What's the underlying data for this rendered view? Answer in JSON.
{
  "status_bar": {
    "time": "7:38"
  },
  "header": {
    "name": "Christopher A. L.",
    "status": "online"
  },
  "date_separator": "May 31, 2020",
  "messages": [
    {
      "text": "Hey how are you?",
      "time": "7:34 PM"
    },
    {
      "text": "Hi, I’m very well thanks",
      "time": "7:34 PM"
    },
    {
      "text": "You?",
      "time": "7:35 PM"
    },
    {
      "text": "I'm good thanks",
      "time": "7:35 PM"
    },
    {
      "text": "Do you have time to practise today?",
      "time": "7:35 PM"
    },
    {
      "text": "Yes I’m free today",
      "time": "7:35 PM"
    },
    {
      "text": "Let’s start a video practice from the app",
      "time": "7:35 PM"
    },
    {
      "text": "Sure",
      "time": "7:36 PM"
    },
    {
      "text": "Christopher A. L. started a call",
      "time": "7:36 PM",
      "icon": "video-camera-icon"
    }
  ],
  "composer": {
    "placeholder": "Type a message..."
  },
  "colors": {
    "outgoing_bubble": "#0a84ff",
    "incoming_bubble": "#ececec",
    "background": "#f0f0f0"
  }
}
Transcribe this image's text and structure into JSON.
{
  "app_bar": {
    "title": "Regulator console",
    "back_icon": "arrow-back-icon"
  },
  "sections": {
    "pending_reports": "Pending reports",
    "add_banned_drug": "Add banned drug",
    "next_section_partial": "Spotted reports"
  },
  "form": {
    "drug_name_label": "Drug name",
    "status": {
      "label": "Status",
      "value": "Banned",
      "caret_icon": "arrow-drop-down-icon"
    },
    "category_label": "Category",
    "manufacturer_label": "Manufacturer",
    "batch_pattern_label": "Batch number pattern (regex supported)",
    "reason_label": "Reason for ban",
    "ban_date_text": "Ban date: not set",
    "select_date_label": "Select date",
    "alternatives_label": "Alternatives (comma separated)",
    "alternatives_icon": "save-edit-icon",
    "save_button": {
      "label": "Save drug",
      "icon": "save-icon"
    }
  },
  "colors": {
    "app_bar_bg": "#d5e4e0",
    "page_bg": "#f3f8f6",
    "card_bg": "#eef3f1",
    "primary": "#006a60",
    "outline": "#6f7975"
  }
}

→ **INSTRUCTION**:
Copy each line from the records above that includes the string "this".

→ **THE ANSWER**:
What's the underlying data for this rendered view? Answer in JSON.
Transcribe this image's text and structure into JSON.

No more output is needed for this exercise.